Work to be completed: Output the lines that follow exactly as they are.

Exercise material:
────────────────
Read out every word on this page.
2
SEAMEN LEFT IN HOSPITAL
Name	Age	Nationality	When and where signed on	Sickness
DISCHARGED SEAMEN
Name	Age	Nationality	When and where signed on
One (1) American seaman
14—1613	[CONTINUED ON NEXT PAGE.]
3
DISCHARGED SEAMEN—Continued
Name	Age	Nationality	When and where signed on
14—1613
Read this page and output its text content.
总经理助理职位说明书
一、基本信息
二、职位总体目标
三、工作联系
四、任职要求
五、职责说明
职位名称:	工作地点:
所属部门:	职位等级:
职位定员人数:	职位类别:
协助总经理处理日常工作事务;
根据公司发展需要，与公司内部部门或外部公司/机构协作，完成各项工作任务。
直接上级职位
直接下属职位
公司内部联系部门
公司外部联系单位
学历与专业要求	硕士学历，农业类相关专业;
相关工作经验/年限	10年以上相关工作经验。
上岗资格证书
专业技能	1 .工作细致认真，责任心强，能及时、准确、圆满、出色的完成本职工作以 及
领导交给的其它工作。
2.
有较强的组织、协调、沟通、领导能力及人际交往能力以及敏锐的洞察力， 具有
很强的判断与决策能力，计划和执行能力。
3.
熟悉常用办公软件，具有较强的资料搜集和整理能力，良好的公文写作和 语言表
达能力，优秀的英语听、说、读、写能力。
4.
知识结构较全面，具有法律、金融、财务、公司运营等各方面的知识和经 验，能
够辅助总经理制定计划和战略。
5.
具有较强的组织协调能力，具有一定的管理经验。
────────────────
Problem solution:
Read out every word on this page.
2
SEAMEN LEFT IN HOSPITAL
Name	Age	Nationality	When and where signed on	Sickness
DISCHARGED SEAMEN
Name	Age	Nationality	When and where signed on
One (1) American seaman
14—1613	[CONTINUED ON NEXT PAGE.]
3
DISCHARGED SEAMEN—Continued
Name	Age	Nationality	When and where signed on
14—1613
Read this page and output its text content.
总经理助理职位说明书
一、基本信息
二、职位总体目标
三、工作联系
四、任职要求
五、职责说明
职位名称:	工作地点:
所属部门:	职位等级:
职位定员人数:	职位类别:
协助总经理处理日常工作事务;
根据公司发展需要，与公司内部部门或外部公司/机构协作，完成各项工作任务。
直接上级职位
直接下属职位
公司内部联系部门
公司外部联系单位
学历与专业要求	硕士学历，农业类相关专业;
相关工作经验/年限	10年以上相关工作经验。
上岗资格证书
专业技能	1 .工作细致认真，责任心强，能及时、准确、圆满、出色的完成本职工作以 及
领导交给的其它工作。
2.
有较强的组织、协调、沟通、领导能力及人际交往能力以及敏锐的洞察力， 具有
很强的判断与决策能力，计划和执行能力。
3.
熟悉常用办公软件，具有较强的资料搜集和整理能力，良好的公文写作和 语言表
达能力，优秀的英语听、说、读、写能力。
4.
知识结构较全面，具有法律、金融、财务、公司运营等各方面的知识和经 验，能
够辅助总经理制定计划和战略。
5.
具有较强的组织协调能力，具有一定的管理经验。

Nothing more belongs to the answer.